[THE EXERCISE]:
Report how many lines in the records below contain the word "more". Give only the number.

[DATA EXTRACT]:
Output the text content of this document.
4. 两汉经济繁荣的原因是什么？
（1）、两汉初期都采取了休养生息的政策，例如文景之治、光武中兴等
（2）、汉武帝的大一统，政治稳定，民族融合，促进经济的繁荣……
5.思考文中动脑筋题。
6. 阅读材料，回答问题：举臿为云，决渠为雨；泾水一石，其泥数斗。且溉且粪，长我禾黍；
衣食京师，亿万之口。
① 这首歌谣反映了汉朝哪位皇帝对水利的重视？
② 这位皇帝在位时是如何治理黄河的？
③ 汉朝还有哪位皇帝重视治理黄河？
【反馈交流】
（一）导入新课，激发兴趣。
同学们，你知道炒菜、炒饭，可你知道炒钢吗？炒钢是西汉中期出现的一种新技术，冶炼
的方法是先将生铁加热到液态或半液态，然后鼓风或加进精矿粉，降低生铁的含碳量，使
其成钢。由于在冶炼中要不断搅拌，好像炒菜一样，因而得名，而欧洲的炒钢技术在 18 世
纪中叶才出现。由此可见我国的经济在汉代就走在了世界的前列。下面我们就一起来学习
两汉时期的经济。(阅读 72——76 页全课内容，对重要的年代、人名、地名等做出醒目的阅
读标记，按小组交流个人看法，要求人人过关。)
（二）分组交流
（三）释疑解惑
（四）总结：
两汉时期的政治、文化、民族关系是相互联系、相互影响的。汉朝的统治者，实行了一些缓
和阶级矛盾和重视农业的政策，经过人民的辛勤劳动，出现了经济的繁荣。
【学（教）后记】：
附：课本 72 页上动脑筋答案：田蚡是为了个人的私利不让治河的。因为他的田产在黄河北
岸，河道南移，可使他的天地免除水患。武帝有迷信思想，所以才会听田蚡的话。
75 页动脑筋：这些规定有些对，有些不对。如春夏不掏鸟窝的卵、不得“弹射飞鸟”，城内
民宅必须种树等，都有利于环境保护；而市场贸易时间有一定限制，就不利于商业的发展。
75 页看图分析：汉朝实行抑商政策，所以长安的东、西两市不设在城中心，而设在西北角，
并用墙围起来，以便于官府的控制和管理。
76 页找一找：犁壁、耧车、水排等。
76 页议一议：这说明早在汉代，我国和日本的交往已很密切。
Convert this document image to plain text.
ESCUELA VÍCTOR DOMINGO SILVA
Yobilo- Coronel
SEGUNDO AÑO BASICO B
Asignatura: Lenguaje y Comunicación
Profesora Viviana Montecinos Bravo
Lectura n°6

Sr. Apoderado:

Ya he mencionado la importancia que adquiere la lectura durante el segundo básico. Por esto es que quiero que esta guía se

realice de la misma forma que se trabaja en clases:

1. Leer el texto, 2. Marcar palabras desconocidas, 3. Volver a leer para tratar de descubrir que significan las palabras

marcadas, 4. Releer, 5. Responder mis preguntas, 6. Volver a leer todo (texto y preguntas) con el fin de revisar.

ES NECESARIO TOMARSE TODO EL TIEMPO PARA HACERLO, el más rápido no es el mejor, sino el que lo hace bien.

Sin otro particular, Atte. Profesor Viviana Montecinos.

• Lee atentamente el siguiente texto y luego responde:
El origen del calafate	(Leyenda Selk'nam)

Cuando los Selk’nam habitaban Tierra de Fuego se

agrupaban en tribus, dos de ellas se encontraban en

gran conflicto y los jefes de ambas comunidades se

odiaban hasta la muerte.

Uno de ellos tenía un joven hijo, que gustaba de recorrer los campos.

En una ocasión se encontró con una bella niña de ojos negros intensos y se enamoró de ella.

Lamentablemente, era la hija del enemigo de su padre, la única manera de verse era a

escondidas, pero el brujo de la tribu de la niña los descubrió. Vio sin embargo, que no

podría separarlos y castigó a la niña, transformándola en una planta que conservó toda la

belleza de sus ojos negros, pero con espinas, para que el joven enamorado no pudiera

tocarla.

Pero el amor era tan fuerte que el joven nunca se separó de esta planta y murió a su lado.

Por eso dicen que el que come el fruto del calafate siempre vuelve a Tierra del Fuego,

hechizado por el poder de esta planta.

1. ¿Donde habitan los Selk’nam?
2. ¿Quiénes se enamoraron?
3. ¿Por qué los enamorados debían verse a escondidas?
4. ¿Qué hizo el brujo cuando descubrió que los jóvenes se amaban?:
---
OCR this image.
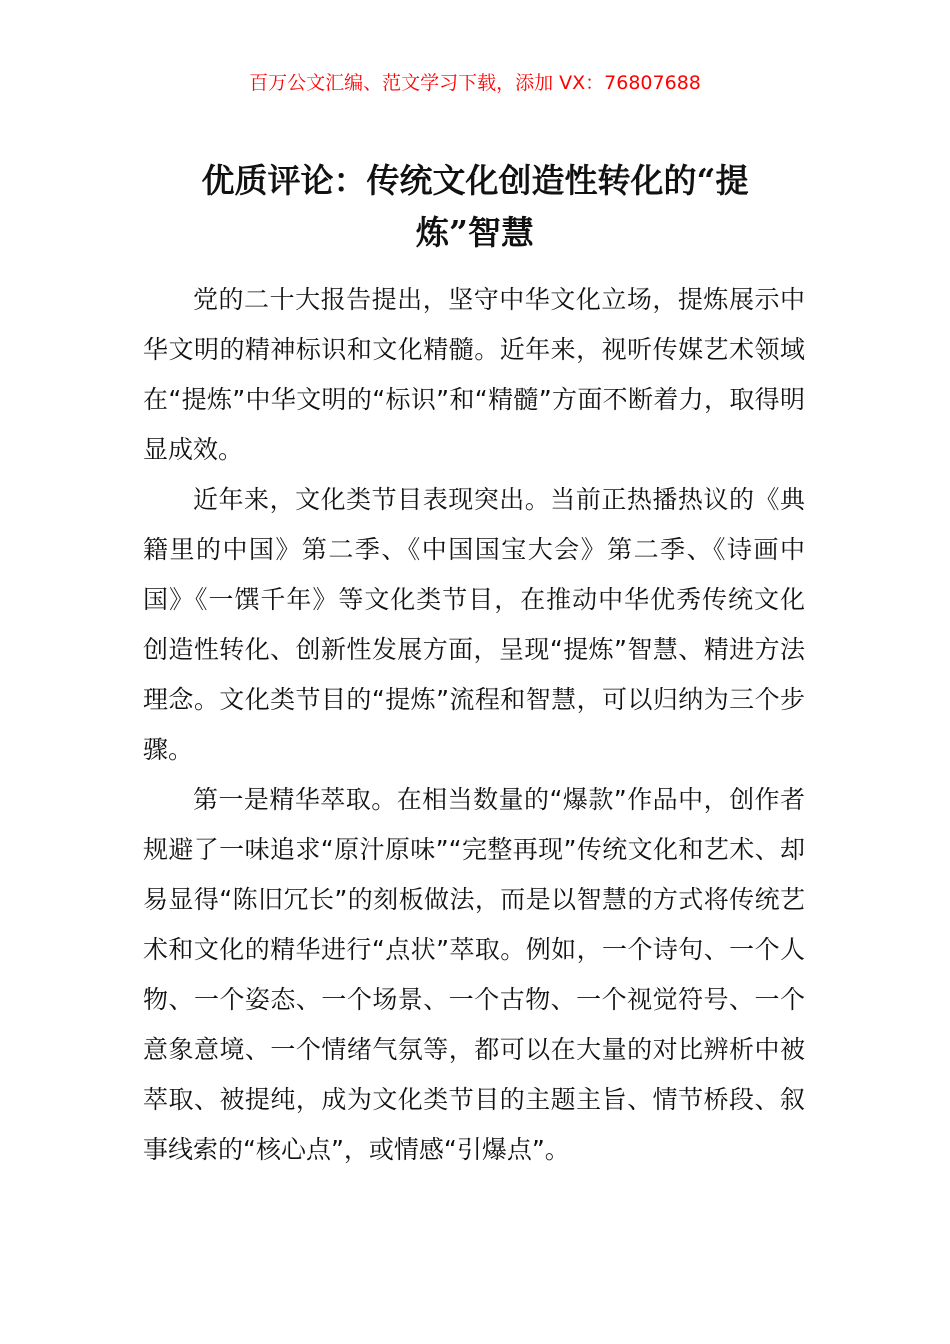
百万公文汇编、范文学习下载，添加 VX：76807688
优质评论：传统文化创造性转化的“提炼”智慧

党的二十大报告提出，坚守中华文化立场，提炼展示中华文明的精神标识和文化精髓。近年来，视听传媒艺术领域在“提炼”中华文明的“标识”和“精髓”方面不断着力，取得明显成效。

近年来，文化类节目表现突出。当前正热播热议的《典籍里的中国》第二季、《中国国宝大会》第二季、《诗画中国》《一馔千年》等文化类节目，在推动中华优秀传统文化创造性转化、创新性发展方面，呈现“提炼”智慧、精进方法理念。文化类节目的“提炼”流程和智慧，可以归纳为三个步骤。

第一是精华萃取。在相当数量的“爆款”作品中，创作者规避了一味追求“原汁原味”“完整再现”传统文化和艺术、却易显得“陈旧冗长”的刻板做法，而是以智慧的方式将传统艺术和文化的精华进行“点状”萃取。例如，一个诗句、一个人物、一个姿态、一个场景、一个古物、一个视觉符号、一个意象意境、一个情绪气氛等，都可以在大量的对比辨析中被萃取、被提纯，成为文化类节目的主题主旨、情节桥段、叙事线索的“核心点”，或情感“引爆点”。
...
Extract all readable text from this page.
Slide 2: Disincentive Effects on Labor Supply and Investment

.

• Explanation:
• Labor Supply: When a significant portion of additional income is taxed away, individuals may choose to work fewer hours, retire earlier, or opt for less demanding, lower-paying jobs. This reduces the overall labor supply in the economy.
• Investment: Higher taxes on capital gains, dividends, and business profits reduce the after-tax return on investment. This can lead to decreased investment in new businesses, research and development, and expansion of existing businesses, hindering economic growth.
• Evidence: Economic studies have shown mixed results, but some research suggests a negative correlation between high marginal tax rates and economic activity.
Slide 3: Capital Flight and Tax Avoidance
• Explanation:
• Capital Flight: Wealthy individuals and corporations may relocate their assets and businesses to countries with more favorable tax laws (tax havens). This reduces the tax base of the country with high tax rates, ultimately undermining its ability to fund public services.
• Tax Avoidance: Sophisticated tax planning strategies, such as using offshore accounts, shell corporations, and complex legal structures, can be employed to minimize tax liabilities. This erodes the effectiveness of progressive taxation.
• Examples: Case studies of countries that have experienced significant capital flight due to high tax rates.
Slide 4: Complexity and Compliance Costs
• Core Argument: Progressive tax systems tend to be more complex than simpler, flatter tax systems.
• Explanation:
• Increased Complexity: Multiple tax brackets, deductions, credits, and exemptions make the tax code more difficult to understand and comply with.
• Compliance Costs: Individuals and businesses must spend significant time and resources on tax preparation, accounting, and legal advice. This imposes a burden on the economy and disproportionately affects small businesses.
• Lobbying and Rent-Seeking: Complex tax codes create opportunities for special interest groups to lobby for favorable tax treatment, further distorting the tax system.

[ANSWER FOR THE TASK]:
3